**RECORDS SHOWN:**
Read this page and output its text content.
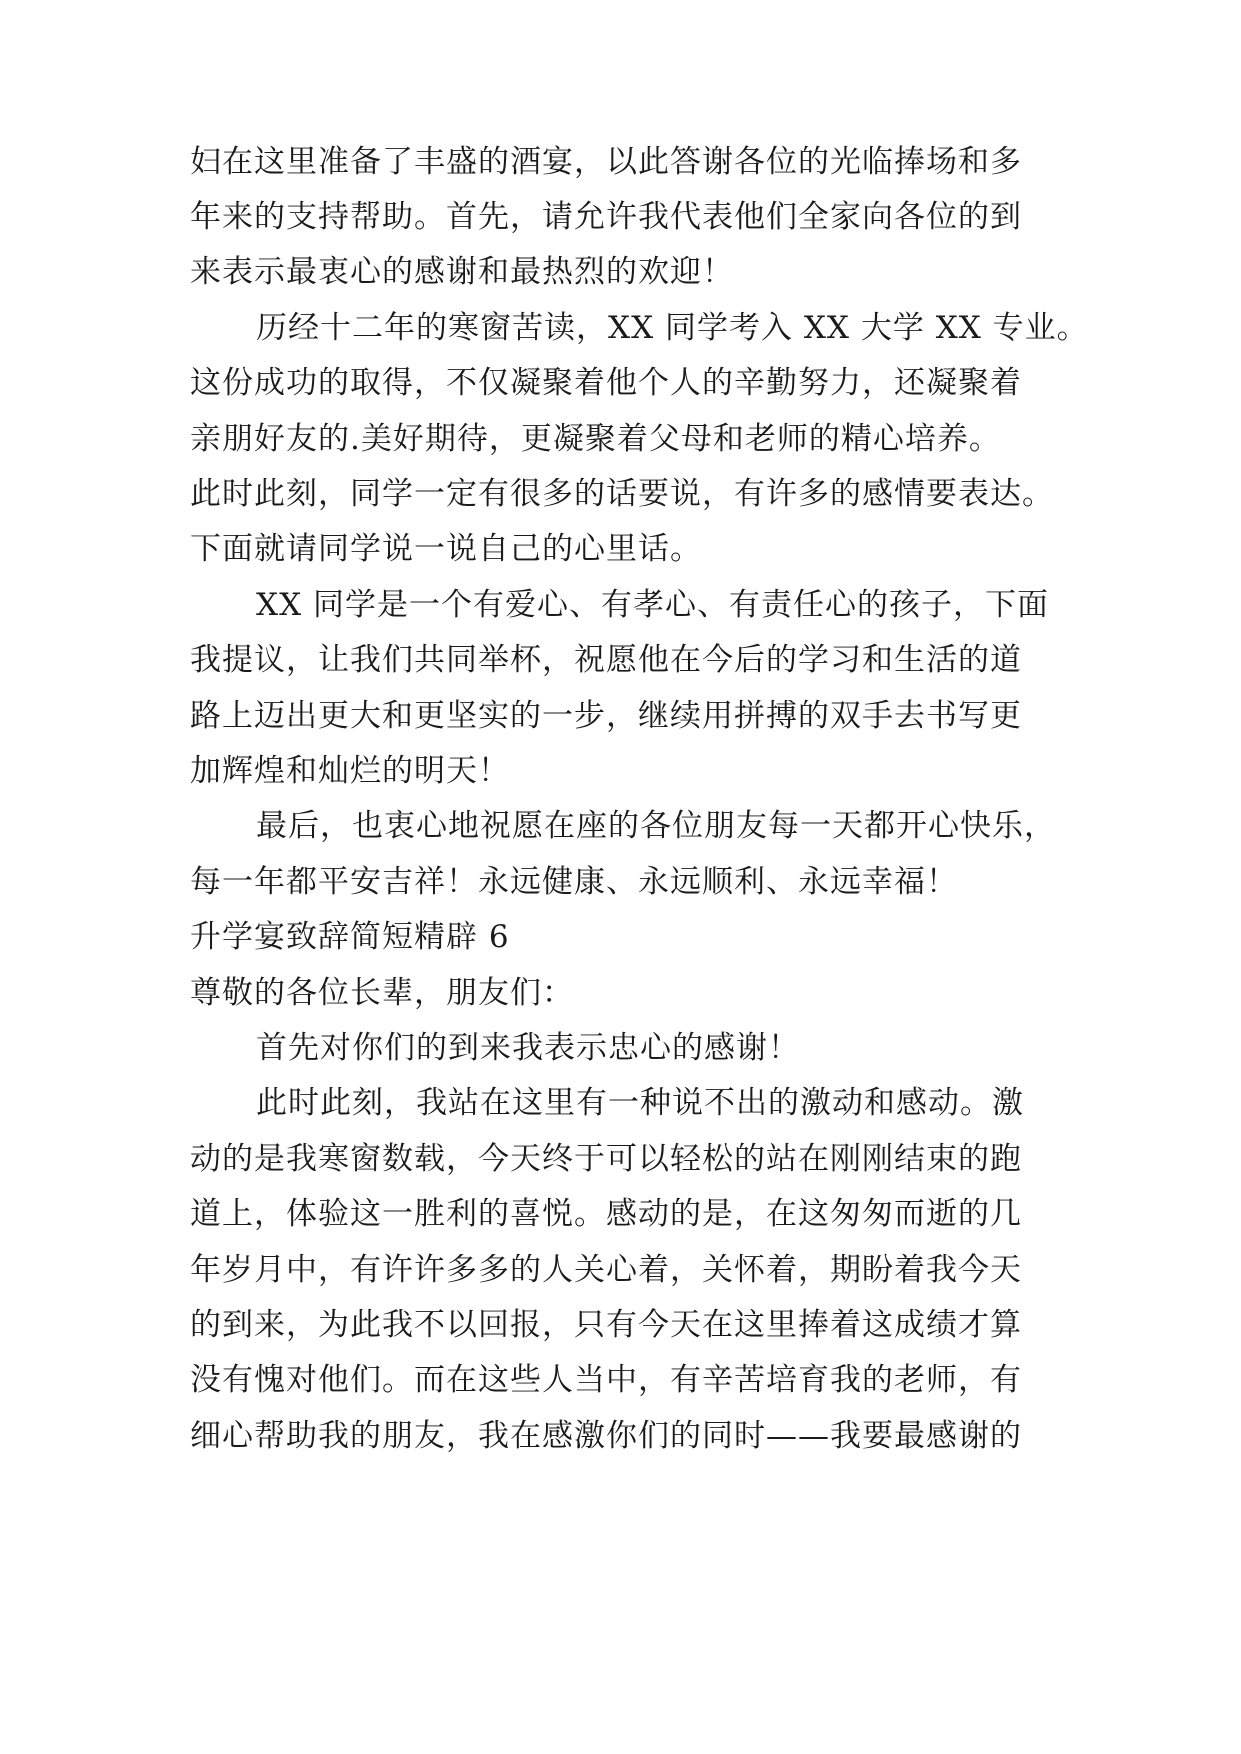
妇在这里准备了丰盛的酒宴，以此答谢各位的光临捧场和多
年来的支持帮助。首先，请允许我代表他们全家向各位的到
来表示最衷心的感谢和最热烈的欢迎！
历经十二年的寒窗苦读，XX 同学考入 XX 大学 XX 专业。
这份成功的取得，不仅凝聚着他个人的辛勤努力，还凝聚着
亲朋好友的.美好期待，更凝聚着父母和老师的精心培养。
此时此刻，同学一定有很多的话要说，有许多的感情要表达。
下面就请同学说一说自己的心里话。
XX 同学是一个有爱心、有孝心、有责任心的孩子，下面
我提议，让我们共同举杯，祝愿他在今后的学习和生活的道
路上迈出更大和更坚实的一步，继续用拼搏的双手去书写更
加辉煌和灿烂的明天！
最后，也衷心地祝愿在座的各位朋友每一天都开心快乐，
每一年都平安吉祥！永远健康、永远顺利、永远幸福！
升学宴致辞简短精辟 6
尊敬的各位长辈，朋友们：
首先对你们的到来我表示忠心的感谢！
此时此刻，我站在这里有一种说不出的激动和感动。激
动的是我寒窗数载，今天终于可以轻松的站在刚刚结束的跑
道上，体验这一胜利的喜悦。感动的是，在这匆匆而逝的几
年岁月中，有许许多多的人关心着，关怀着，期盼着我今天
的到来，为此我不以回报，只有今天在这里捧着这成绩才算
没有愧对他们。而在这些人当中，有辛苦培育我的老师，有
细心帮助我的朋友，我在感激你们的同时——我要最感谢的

==

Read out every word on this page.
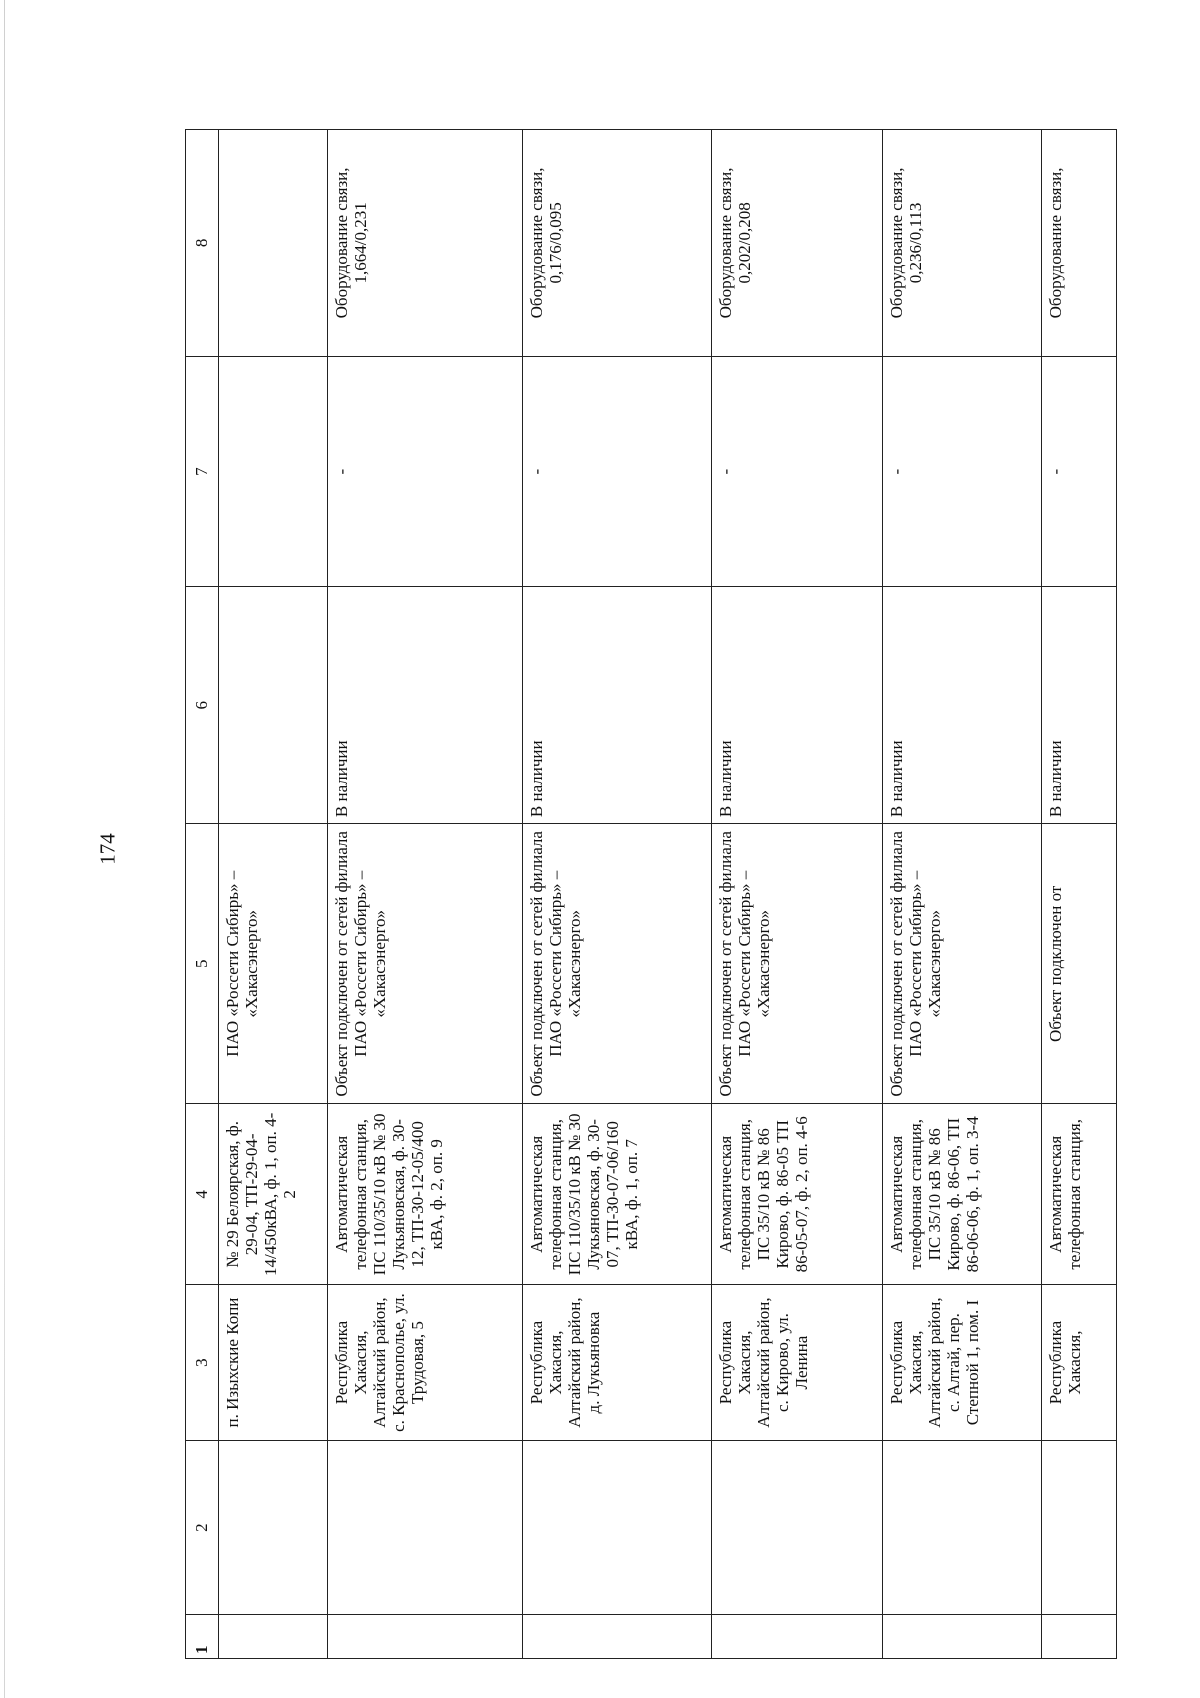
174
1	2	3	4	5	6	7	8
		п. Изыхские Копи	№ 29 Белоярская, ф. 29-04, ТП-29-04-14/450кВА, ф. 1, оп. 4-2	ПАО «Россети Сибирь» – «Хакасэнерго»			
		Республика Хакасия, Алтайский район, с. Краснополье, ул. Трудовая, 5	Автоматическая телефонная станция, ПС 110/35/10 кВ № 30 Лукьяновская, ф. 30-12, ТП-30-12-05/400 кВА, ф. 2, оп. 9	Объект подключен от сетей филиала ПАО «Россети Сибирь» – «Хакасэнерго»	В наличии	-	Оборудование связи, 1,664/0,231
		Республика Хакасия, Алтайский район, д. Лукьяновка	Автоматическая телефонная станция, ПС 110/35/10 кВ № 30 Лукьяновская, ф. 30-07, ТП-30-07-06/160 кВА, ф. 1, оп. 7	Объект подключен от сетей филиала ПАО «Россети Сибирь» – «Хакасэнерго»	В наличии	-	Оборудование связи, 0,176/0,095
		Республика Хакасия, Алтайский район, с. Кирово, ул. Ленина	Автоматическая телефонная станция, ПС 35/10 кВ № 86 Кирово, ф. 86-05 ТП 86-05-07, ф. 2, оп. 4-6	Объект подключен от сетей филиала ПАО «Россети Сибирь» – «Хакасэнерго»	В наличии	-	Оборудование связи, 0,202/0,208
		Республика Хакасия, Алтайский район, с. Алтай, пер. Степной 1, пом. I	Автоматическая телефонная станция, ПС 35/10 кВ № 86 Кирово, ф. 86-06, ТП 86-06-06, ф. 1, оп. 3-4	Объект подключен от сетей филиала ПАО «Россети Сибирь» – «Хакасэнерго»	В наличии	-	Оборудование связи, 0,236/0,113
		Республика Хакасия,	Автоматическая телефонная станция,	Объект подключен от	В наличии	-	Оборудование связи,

* * *

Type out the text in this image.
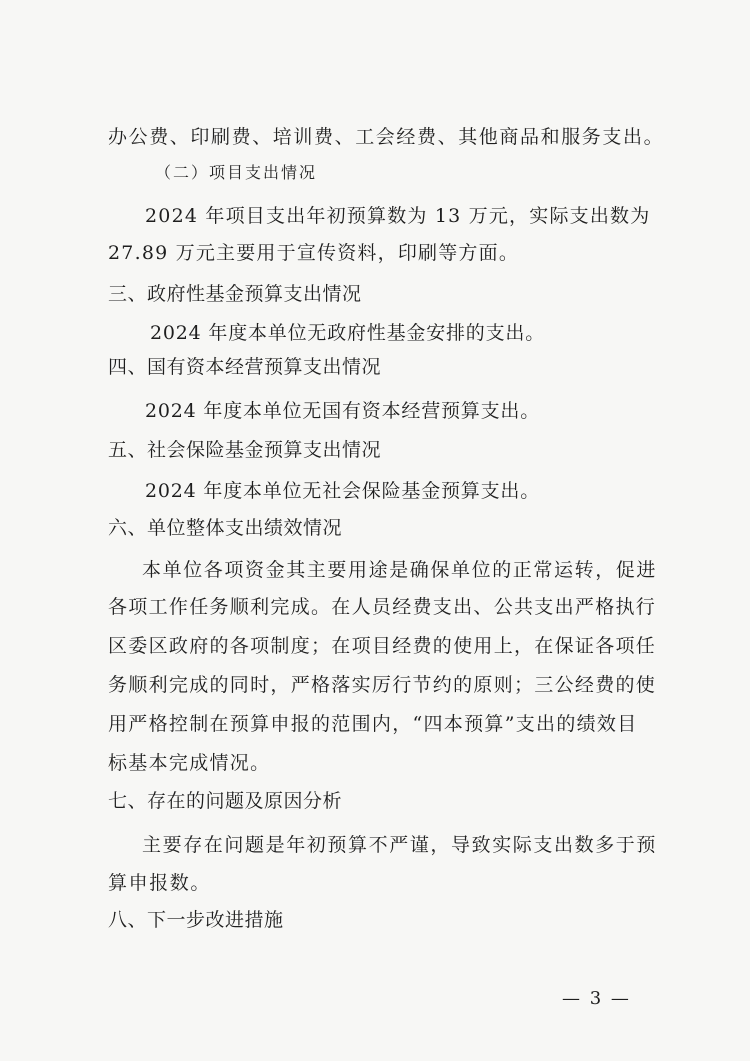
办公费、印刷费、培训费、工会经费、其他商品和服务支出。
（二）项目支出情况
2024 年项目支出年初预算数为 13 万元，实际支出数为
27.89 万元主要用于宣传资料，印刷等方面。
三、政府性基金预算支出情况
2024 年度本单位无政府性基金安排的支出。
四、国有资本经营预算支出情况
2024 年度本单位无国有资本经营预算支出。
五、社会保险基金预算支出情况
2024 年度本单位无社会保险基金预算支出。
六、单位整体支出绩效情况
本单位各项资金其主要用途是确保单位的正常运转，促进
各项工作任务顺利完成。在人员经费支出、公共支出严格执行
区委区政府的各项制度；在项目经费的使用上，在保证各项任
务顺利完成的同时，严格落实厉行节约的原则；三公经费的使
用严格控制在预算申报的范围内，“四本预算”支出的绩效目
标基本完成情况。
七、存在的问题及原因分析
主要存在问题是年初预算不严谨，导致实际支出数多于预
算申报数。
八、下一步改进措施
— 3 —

**INSTRUCTIONS FOR THE TASK:** Count each line with "Read" in it and report that figure by itself.

**RESPONSE TO THE TASK:** 2